(Saved entries)
"""

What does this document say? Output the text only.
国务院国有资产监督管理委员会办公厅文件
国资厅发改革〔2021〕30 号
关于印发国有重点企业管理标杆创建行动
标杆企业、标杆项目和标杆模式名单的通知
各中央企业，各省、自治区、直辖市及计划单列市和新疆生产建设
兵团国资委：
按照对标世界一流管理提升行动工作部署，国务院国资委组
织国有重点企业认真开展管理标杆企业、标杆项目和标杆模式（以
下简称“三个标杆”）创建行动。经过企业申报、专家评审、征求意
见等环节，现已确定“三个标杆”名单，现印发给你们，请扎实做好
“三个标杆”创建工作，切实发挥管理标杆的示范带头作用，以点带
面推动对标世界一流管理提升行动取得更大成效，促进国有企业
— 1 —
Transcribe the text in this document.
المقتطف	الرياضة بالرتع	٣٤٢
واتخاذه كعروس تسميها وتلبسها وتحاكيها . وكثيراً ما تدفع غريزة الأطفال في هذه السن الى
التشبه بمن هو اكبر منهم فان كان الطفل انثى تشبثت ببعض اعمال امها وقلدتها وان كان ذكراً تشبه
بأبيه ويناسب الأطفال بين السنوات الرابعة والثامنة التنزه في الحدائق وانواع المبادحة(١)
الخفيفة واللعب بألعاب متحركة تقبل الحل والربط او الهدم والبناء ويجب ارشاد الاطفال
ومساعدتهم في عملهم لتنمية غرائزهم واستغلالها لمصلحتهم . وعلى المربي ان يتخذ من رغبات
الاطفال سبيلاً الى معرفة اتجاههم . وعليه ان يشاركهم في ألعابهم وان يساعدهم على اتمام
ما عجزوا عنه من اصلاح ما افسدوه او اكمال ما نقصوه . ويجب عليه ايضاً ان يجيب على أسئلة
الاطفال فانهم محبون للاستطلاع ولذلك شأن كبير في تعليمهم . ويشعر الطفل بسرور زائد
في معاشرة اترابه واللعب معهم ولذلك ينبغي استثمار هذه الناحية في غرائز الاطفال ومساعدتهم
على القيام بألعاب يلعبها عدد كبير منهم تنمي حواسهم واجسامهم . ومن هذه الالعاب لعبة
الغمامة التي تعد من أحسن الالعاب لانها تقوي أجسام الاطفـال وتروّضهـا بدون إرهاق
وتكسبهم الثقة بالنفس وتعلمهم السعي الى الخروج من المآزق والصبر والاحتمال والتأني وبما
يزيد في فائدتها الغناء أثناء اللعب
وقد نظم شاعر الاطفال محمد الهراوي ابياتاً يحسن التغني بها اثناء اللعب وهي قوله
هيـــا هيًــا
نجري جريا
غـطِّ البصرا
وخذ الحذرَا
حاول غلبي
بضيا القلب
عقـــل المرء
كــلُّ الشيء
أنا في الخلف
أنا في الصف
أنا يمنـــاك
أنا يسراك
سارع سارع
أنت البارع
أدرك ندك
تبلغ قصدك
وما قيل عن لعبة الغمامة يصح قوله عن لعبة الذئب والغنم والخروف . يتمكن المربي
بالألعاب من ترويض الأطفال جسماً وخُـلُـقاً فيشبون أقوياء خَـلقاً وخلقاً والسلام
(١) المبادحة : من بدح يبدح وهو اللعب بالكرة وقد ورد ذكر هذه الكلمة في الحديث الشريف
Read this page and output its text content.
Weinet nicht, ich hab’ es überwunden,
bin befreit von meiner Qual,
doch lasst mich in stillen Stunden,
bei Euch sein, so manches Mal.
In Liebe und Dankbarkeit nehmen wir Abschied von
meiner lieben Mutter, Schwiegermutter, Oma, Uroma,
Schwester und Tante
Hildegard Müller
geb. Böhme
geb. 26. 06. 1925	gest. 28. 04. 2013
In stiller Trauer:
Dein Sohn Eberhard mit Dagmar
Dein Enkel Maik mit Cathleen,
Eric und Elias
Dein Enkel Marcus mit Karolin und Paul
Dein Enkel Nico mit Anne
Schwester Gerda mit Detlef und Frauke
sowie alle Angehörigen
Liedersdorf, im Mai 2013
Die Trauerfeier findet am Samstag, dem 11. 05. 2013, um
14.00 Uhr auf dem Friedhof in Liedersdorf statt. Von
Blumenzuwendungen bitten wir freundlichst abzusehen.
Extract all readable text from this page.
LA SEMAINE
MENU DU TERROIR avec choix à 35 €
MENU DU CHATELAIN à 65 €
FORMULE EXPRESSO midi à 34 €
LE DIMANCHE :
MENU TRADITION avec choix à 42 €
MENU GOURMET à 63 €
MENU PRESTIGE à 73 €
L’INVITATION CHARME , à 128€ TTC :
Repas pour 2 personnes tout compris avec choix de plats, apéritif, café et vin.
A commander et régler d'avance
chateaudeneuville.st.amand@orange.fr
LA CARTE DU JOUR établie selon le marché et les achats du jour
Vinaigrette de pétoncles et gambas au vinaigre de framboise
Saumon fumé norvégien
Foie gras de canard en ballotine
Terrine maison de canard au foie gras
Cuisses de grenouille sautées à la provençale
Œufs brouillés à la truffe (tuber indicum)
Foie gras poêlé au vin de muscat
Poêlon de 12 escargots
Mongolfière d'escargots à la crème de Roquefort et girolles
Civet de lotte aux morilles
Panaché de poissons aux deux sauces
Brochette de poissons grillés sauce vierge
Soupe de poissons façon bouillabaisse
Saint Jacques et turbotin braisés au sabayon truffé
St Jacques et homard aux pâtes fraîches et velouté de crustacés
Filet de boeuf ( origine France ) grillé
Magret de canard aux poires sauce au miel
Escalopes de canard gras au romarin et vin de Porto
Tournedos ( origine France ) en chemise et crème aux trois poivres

"""

## Description of the task
Print again each line of the listing above, exactly as it appears.

## Exercise response
What does this document say? Output the text only.
国务院国有资产监督管理委员会办公厅文件
国资厅发改革〔2021〕30 号
关于印发国有重点企业管理标杆创建行动
标杆企业、标杆项目和标杆模式名单的通知
各中央企业，各省、自治区、直辖市及计划单列市和新疆生产建设
兵团国资委：
按照对标世界一流管理提升行动工作部署，国务院国资委组
织国有重点企业认真开展管理标杆企业、标杆项目和标杆模式（以
下简称“三个标杆”）创建行动。经过企业申报、专家评审、征求意
见等环节，现已确定“三个标杆”名单，现印发给你们，请扎实做好
“三个标杆”创建工作，切实发挥管理标杆的示范带头作用，以点带
面推动对标世界一流管理提升行动取得更大成效，促进国有企业
— 1 —
Transcribe the text in this document.
المقتطف	الرياضة بالرتع	٣٤٢
واتخاذه كعروس تسميها وتلبسها وتحاكيها . وكثيراً ما تدفع غريزة الأطفال في هذه السن الى
التشبه بمن هو اكبر منهم فان كان الطفل انثى تشبثت ببعض اعمال امها وقلدتها وان كان ذكراً تشبه
بأبيه ويناسب الأطفال بين السنوات الرابعة والثامنة التنزه في الحدائق وانواع المبادحة(١)
الخفيفة واللعب بألعاب متحركة تقبل الحل والربط او الهدم والبناء ويجب ارشاد الاطفال
ومساعدتهم في عملهم لتنمية غرائزهم واستغلالها لمصلحتهم . وعلى المربي ان يتخذ من رغبات
الاطفال سبيلاً الى معرفة اتجاههم . وعليه ان يشاركهم في ألعابهم وان يساعدهم على اتمام
ما عجزوا عنه من اصلاح ما افسدوه او اكمال ما نقصوه . ويجب عليه ايضاً ان يجيب على أسئلة
الاطفال فانهم محبون للاستطلاع ولذلك شأن كبير في تعليمهم . ويشعر الطفل بسرور زائد
في معاشرة اترابه واللعب معهم ولذلك ينبغي استثمار هذه الناحية في غرائز الاطفال ومساعدتهم
على القيام بألعاب يلعبها عدد كبير منهم تنمي حواسهم واجسامهم . ومن هذه الالعاب لعبة
الغمامة التي تعد من أحسن الالعاب لانها تقوي أجسام الاطفـال وتروّضهـا بدون إرهاق
وتكسبهم الثقة بالنفس وتعلمهم السعي الى الخروج من المآزق والصبر والاحتمال والتأني وبما
يزيد في فائدتها الغناء أثناء اللعب
وقد نظم شاعر الاطفال محمد الهراوي ابياتاً يحسن التغني بها اثناء اللعب وهي قوله
هيـــا هيًــا
نجري جريا
غـطِّ البصرا
وخذ الحذرَا
حاول غلبي
بضيا القلب
عقـــل المرء
كــلُّ الشيء
أنا في الخلف
أنا في الصف
أنا يمنـــاك
أنا يسراك
سارع سارع
أنت البارع
أدرك ندك
تبلغ قصدك
وما قيل عن لعبة الغمامة يصح قوله عن لعبة الذئب والغنم والخروف . يتمكن المربي
بالألعاب من ترويض الأطفال جسماً وخُـلُـقاً فيشبون أقوياء خَـلقاً وخلقاً والسلام
(١) المبادحة : من بدح يبدح وهو اللعب بالكرة وقد ورد ذكر هذه الكلمة في الحديث الشريف
Read this page and output its text content.
Weinet nicht, ich hab’ es überwunden,
bin befreit von meiner Qual,
doch lasst mich in stillen Stunden,
bei Euch sein, so manches Mal.
In Liebe und Dankbarkeit nehmen wir Abschied von
meiner lieben Mutter, Schwiegermutter, Oma, Uroma,
Schwester und Tante
Hildegard Müller
geb. Böhme
geb. 26. 06. 1925	gest. 28. 04. 2013
In stiller Trauer:
Dein Sohn Eberhard mit Dagmar
Dein Enkel Maik mit Cathleen,
Eric und Elias
Dein Enkel Marcus mit Karolin und Paul
Dein Enkel Nico mit Anne
Schwester Gerda mit Detlef und Frauke
sowie alle Angehörigen
Liedersdorf, im Mai 2013
Die Trauerfeier findet am Samstag, dem 11. 05. 2013, um
14.00 Uhr auf dem Friedhof in Liedersdorf statt. Von
Blumenzuwendungen bitten wir freundlichst abzusehen.
Extract all readable text from this page.
LA SEMAINE
MENU DU TERROIR avec choix à 35 €
MENU DU CHATELAIN à 65 €
FORMULE EXPRESSO midi à 34 €
LE DIMANCHE :
MENU TRADITION avec choix à 42 €
MENU GOURMET à 63 €
MENU PRESTIGE à 73 €
L’INVITATION CHARME , à 128€ TTC :
Repas pour 2 personnes tout compris avec choix de plats, apéritif, café et vin.
A commander et régler d'avance
chateaudeneuville.st.amand@orange.fr
LA CARTE DU JOUR établie selon le marché et les achats du jour
Vinaigrette de pétoncles et gambas au vinaigre de framboise
Saumon fumé norvégien
Foie gras de canard en ballotine
Terrine maison de canard au foie gras
Cuisses de grenouille sautées à la provençale
Œufs brouillés à la truffe (tuber indicum)
Foie gras poêlé au vin de muscat
Poêlon de 12 escargots
Mongolfière d'escargots à la crème de Roquefort et girolles
Civet de lotte aux morilles
Panaché de poissons aux deux sauces
Brochette de poissons grillés sauce vierge
Soupe de poissons façon bouillabaisse
Saint Jacques et turbotin braisés au sabayon truffé
St Jacques et homard aux pâtes fraîches et velouté de crustacés
Filet de boeuf ( origine France ) grillé
Magret de canard aux poires sauce au miel
Escalopes de canard gras au romarin et vin de Porto
Tournedos ( origine France ) en chemise et crème aux trois poivres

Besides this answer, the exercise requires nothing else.